* **要做什么**: 把数据从开头一直到含有“reference-label: 90% consideration”的那一行重新写一遍，其中的“y-tick-label”换成“y-axis-label”，其余内容一字不改。

取自某个集合的记录:

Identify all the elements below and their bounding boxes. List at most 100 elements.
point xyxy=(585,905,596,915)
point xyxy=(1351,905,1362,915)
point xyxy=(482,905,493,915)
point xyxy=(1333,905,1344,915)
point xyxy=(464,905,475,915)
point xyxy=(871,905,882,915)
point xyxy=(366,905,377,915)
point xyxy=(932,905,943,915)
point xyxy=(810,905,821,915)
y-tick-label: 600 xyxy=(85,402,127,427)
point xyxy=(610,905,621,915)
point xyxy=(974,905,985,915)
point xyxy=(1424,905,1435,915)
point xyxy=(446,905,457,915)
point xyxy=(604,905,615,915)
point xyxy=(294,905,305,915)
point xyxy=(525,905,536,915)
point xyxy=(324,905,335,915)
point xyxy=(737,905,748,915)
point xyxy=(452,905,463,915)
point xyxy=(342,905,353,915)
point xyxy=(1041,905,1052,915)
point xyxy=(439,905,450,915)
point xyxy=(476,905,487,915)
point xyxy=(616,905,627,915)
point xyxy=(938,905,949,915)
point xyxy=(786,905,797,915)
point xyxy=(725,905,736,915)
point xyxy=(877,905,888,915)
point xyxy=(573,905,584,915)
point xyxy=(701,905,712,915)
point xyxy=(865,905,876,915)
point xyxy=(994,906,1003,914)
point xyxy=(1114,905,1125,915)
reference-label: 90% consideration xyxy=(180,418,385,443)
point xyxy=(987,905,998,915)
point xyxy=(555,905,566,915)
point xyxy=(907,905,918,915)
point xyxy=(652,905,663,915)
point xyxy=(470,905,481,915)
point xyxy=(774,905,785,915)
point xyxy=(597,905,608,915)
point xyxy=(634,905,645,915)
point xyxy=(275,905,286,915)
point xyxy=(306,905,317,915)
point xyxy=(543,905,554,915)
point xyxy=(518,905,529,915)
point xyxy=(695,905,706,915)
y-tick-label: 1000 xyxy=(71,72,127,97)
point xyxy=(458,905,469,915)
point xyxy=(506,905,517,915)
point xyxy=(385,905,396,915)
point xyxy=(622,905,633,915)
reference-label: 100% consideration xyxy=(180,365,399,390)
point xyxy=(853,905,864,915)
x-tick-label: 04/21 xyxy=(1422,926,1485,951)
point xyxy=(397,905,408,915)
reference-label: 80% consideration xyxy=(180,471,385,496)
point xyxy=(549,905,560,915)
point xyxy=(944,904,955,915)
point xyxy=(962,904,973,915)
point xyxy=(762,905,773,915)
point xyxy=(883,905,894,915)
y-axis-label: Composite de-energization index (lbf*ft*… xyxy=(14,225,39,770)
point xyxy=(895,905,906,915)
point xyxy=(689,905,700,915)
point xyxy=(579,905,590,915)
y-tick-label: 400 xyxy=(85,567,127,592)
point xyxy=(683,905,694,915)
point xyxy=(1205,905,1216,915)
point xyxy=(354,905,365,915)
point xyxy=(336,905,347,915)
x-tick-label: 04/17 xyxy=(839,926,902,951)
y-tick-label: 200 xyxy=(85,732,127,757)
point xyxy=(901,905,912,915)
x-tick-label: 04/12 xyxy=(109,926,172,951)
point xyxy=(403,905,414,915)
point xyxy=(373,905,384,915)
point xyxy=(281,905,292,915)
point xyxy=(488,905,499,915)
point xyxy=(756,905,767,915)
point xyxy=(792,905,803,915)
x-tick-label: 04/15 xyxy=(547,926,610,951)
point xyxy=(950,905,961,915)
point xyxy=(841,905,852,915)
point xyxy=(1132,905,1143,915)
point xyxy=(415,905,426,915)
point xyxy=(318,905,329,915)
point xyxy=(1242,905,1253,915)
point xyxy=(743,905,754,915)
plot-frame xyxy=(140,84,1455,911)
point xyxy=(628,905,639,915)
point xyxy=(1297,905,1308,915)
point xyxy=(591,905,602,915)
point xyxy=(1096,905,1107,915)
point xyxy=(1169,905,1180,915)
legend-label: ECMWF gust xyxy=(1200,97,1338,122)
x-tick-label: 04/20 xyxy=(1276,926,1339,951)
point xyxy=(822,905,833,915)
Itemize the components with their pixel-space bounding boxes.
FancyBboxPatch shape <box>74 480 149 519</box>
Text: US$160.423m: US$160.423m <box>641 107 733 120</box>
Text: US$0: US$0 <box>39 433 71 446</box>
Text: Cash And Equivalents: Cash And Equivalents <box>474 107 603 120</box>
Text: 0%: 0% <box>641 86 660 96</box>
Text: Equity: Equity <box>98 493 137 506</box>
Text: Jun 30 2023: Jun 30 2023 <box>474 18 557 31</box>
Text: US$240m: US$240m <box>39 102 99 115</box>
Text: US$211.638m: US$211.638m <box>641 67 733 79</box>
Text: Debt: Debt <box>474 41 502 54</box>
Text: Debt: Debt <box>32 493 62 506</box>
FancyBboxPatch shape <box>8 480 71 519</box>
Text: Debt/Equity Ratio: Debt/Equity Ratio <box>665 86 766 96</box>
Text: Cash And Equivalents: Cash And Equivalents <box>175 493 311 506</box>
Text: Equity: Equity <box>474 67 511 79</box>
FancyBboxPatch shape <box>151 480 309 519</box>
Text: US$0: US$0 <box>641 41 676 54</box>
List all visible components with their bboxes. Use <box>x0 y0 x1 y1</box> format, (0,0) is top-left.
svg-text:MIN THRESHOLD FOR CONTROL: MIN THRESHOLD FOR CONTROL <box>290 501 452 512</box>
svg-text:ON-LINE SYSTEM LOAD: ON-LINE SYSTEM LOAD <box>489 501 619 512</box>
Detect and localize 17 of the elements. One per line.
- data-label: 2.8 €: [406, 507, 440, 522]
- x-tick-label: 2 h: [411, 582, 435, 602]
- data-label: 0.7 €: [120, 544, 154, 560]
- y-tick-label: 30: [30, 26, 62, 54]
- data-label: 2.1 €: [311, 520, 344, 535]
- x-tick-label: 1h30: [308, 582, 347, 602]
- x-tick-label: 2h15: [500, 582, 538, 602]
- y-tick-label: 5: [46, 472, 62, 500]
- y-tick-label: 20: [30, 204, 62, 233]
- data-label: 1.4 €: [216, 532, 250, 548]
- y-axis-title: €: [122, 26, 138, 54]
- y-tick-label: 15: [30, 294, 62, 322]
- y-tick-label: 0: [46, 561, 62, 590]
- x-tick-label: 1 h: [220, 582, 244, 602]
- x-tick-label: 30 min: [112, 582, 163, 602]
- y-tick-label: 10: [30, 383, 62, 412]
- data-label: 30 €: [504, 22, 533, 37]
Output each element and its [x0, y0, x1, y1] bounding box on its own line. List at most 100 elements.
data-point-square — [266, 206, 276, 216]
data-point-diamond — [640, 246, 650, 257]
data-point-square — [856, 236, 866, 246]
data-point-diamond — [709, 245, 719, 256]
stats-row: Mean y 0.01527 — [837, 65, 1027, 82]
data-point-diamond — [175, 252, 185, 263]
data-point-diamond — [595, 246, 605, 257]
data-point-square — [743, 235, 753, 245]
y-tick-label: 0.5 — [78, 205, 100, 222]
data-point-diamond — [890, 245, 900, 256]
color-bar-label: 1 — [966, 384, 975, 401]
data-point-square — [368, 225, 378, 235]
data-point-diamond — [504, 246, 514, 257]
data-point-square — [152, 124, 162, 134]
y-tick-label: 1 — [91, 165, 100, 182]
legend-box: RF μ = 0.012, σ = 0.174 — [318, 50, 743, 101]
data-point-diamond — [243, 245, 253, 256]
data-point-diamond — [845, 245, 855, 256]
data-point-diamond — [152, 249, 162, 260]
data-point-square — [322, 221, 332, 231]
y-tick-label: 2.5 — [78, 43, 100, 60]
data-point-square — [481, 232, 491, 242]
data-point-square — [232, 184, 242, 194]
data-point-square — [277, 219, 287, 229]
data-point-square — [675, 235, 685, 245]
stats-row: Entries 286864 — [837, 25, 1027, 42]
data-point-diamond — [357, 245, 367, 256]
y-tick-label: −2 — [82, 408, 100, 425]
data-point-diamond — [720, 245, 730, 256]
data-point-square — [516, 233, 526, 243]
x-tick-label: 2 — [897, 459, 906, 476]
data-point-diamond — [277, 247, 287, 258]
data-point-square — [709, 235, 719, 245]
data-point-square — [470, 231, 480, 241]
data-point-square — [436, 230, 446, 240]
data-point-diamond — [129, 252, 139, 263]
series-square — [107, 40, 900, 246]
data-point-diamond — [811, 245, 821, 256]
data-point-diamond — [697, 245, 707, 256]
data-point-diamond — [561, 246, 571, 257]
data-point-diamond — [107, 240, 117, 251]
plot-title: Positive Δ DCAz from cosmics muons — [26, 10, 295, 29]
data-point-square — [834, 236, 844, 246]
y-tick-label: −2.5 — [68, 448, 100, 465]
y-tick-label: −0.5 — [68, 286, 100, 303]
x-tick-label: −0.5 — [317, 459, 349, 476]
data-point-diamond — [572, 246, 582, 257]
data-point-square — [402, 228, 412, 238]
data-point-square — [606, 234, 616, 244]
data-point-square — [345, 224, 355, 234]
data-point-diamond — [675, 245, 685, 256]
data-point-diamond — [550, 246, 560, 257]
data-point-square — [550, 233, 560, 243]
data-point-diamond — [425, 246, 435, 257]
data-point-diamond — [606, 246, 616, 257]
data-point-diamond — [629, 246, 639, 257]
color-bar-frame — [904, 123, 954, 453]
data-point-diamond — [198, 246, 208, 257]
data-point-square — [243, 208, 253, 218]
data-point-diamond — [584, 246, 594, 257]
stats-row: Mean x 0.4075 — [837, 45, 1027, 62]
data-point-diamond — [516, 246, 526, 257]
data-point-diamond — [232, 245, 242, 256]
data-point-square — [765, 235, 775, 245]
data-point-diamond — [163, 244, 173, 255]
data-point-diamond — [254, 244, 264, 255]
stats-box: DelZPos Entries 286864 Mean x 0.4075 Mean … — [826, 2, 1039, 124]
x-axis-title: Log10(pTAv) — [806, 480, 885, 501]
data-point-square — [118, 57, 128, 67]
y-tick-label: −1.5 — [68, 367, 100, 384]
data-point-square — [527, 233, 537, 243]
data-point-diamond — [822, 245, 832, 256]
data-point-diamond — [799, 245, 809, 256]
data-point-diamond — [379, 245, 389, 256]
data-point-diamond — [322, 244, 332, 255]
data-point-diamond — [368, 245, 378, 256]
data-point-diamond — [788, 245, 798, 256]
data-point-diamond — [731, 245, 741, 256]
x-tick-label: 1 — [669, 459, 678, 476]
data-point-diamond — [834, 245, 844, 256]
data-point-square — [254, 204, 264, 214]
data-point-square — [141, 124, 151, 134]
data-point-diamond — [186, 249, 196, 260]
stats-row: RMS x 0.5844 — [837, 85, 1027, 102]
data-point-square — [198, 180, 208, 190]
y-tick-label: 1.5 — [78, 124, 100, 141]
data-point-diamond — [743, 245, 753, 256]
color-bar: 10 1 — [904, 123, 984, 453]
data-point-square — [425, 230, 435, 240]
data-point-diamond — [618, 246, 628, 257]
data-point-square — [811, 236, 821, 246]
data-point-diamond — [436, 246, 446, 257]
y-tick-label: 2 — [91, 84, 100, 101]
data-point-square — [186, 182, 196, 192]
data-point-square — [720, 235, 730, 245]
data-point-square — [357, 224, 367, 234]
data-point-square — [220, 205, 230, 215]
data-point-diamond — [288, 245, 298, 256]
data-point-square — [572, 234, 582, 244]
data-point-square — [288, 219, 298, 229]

* **练习答案**:
Identify all the elements below and their bounding boxes. List at most 100 elements.
point xyxy=(585,905,596,915)
point xyxy=(1351,905,1362,915)
point xyxy=(482,905,493,915)
point xyxy=(1333,905,1344,915)
point xyxy=(464,905,475,915)
point xyxy=(871,905,882,915)
point xyxy=(366,905,377,915)
point xyxy=(932,905,943,915)
point xyxy=(810,905,821,915)
y-axis-label: 600 xyxy=(85,402,127,427)
point xyxy=(610,905,621,915)
point xyxy=(974,905,985,915)
point xyxy=(1424,905,1435,915)
point xyxy=(446,905,457,915)
point xyxy=(604,905,615,915)
point xyxy=(294,905,305,915)
point xyxy=(525,905,536,915)
point xyxy=(324,905,335,915)
point xyxy=(737,905,748,915)
point xyxy=(452,905,463,915)
point xyxy=(342,905,353,915)
point xyxy=(1041,905,1052,915)
point xyxy=(439,905,450,915)
point xyxy=(476,905,487,915)
point xyxy=(616,905,627,915)
point xyxy=(938,905,949,915)
point xyxy=(786,905,797,915)
point xyxy=(725,905,736,915)
point xyxy=(877,905,888,915)
point xyxy=(573,905,584,915)
point xyxy=(701,905,712,915)
point xyxy=(865,905,876,915)
point xyxy=(994,906,1003,914)
point xyxy=(1114,905,1125,915)
reference-label: 90% consideration xyxy=(180,418,385,443)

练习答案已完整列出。